EXERCISE PROMPT: Extract from the listing each line in which the word "label" appears.

[Stored entries]

>> begin

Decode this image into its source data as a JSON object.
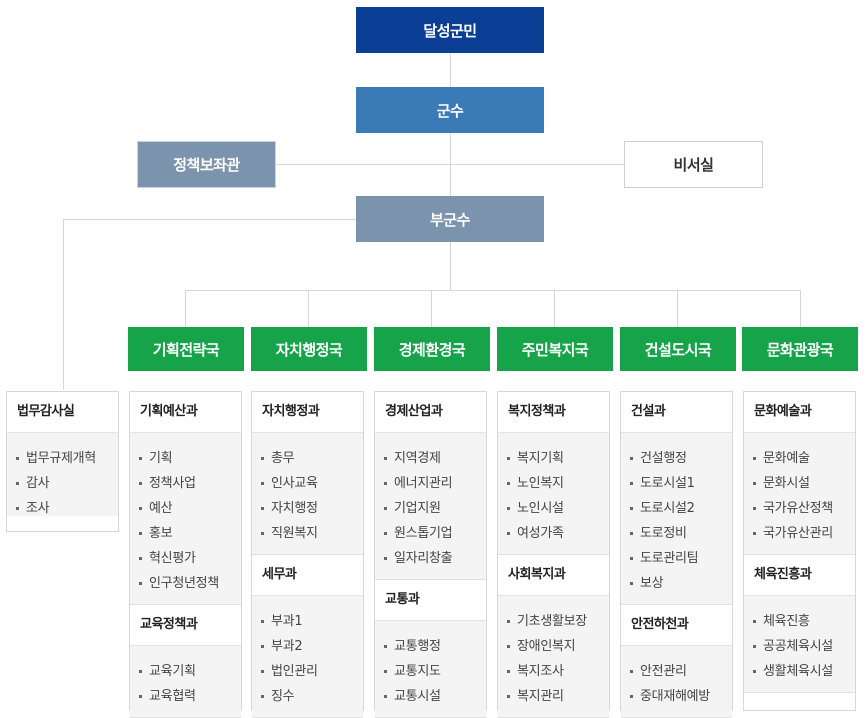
{
  "colors": {
    "top": "#0b3f96",
    "mayor": "#3a7ab6",
    "gray": "#7b93ad",
    "bureau": "#16a34a"
  },
  "top": {
    "label": "달성군민"
  },
  "mayor": {
    "label": "군수"
  },
  "policy_aide": {
    "label": "정책보좌관"
  },
  "secretary": {
    "label": "비서실"
  },
  "deputy": {
    "label": "부군수"
  },
  "legal_office": {
    "name": "법무감사실",
    "items": [
      "법무규제개혁",
      "감사",
      "조사"
    ]
  },
  "bureaus": [
    {
      "name": "기획전략국",
      "sections": [
        {
          "name": "기획예산과",
          "items": [
            "기획",
            "정책사업",
            "예산",
            "홍보",
            "혁신평가",
            "인구청년정책"
          ]
        },
        {
          "name": "교육정책과",
          "items": [
            "교육기획",
            "교육협력"
          ]
        }
      ]
    },
    {
      "name": "자치행정국",
      "sections": [
        {
          "name": "자치행정과",
          "items": [
            "총무",
            "인사교육",
            "자치행정",
            "직원복지"
          ]
        },
        {
          "name": "세무과",
          "items": [
            "부과1",
            "부과2",
            "법인관리",
            "징수"
          ]
        }
      ]
    },
    {
      "name": "경제환경국",
      "sections": [
        {
          "name": "경제산업과",
          "items": [
            "지역경제",
            "에너지관리",
            "기업지원",
            "원스톱기업",
            "일자리창출"
          ]
        },
        {
          "name": "교통과",
          "items": [
            "교통행정",
            "교통지도",
            "교통시설"
          ]
        }
      ]
    },
    {
      "name": "주민복지국",
      "sections": [
        {
          "name": "복지정책과",
          "items": [
            "복지기획",
            "노인복지",
            "노인시설",
            "여성가족"
          ]
        },
        {
          "name": "사회복지과",
          "items": [
            "기초생활보장",
            "장애인복지",
            "복지조사",
            "복지관리"
          ]
        }
      ]
    },
    {
      "name": "건설도시국",
      "sections": [
        {
          "name": "건설과",
          "items": [
            "건설행정",
            "도로시설1",
            "도로시설2",
            "도로정비",
            "도로관리팀",
            "보상"
          ]
        },
        {
          "name": "안전하천과",
          "items": [
            "안전관리",
            "중대재해예방"
          ]
        }
      ]
    },
    {
      "name": "문화관광국",
      "sections": [
        {
          "name": "문화예술과",
          "items": [
            "문화예술",
            "문화시설",
            "국가유산정책",
            "국가유산관리"
          ]
        },
        {
          "name": "체육진흥과",
          "items": [
            "체육진흥",
            "공공체육시설",
            "생활체육시설"
          ]
        }
      ]
    }
  ]
}
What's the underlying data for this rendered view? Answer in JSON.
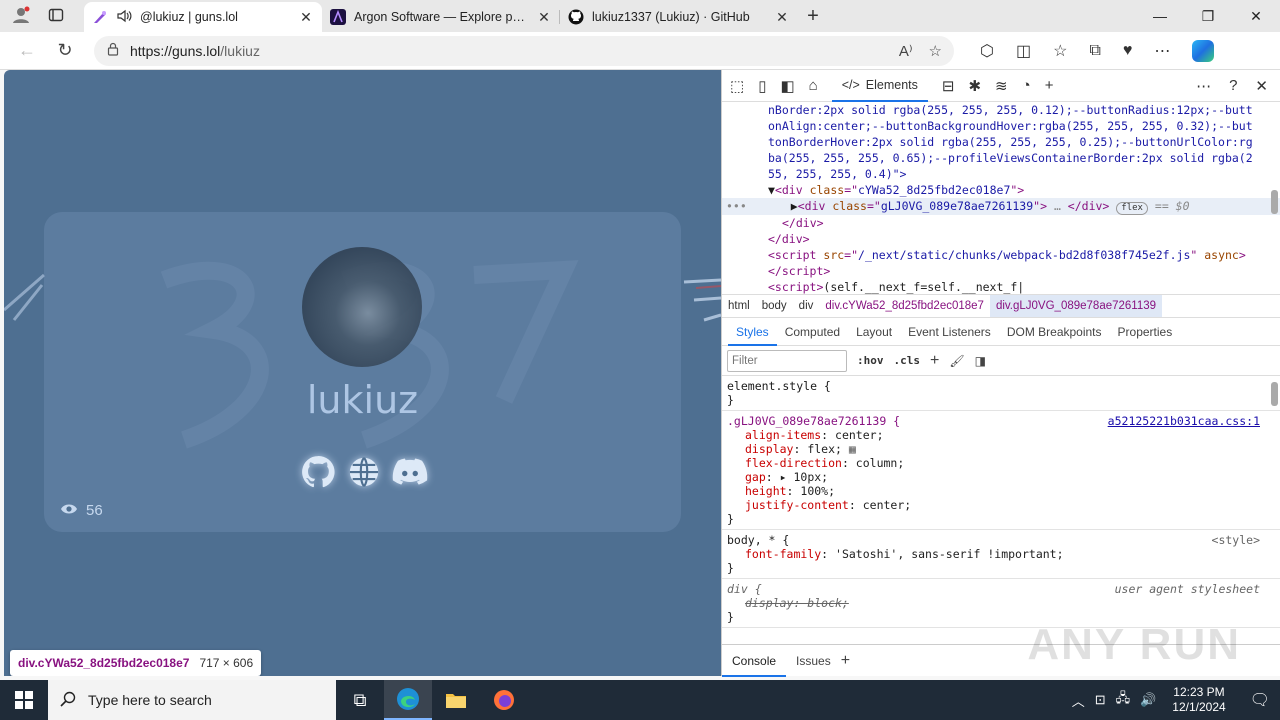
{
  "browser": {
    "tabs": [
      {
        "title": "@lukiuz | guns.lol",
        "active": true
      },
      {
        "title": "Argon Software — Explore produ",
        "active": false
      },
      {
        "title": "lukiuz1337 (Lukiuz) · GitHub",
        "active": false
      }
    ],
    "url_host": "https://guns.lol",
    "url_path": "/lukiuz"
  },
  "page": {
    "username": "lukiuz",
    "views": "56",
    "inspect_selector": "div.cYWa52_8d25fbd2ec018e7",
    "inspect_size": "717 × 606",
    "socials": [
      "github-icon",
      "globe-icon",
      "discord-icon"
    ]
  },
  "devtools": {
    "active_tab": "Elements",
    "dom_lines": [
      "nBorder:2px solid rgba(255, 255, 255, 0.12);--buttonRadius:12px;--butt",
      "onAlign:center;--buttonBackgroundHover:rgba(255, 255, 255, 0.32);--but",
      "tonBorderHover:2px solid rgba(255, 255, 255, 0.25);--buttonUrlColor:rg",
      "ba(255, 255, 255, 0.65);--profileViewsContainerBorder:2px solid rgba(2",
      "55, 255, 255, 0.4)\">"
    ],
    "dom_div_open_class": "cYWa52_8d25fbd2ec018e7",
    "dom_selected_class": "gLJ0VG_089e78ae7261139",
    "dom_flex_badge": "flex",
    "dom_eq": "== $0",
    "dom_script_src": "/_next/static/chunks/webpack-bd2d8f038f745e2f.js",
    "dom_script_attr": "async",
    "dom_inline_script": "(self.__next_f=self.__next_f|",
    "breadcrumbs": [
      "html",
      "body",
      "div",
      "div.cYWa52_8d25fbd2ec018e7",
      "div.gLJ0VG_089e78ae7261139"
    ],
    "subtabs": [
      "Styles",
      "Computed",
      "Layout",
      "Event Listeners",
      "DOM Breakpoints",
      "Properties"
    ],
    "filter_placeholder": "Filter",
    "filter_buttons": [
      ":hov",
      ".cls"
    ],
    "element_style": "element.style {",
    "rule1_selector": ".gLJ0VG_089e78ae7261139 {",
    "rule1_source": "a52125221b031caa.css:1",
    "rule1_props": [
      {
        "name": "align-items",
        "value": "center;"
      },
      {
        "name": "display",
        "value": "flex;"
      },
      {
        "name": "flex-direction",
        "value": "column;"
      },
      {
        "name": "gap",
        "value": "▸ 10px;"
      },
      {
        "name": "height",
        "value": "100%;"
      },
      {
        "name": "justify-content",
        "value": "center;"
      }
    ],
    "rule2_selector": "body, * {",
    "rule2_source": "<style>",
    "rule2_prop_name": "font-family",
    "rule2_prop_value": "'Satoshi', sans-serif !important;",
    "rule3_selector": "div {",
    "rule3_source": "user agent stylesheet",
    "rule3_prop": "display: block;",
    "drawer_tabs": [
      "Console",
      "Issues"
    ]
  },
  "taskbar": {
    "search_placeholder": "Type here to search",
    "time": "12:23 PM",
    "date": "12/1/2024"
  },
  "watermark": "ANY RUN"
}
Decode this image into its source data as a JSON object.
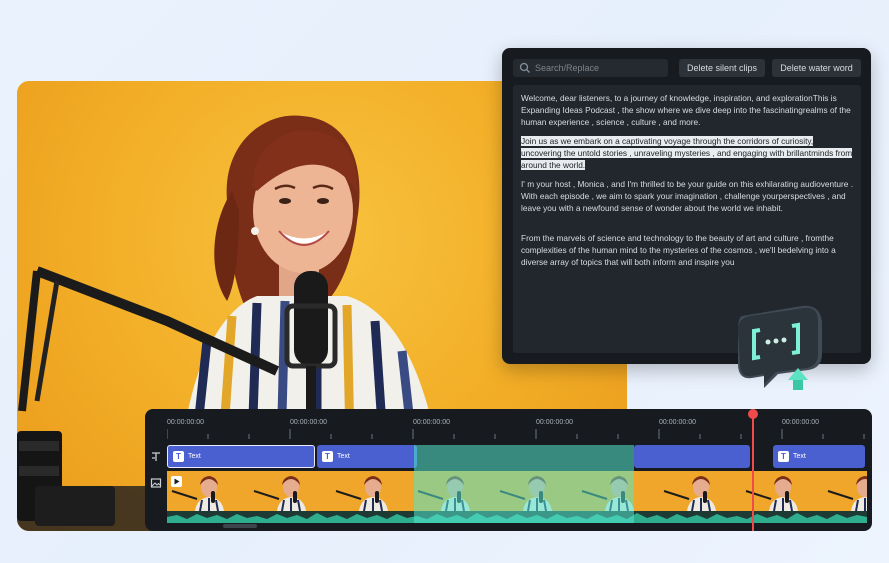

>> end

ANSWER TO THE TASK:
    "label": "달성군민"
    "label": "군수"
    "label": "정책보좌관"
    "label": "비서실"
    "label": "부군수"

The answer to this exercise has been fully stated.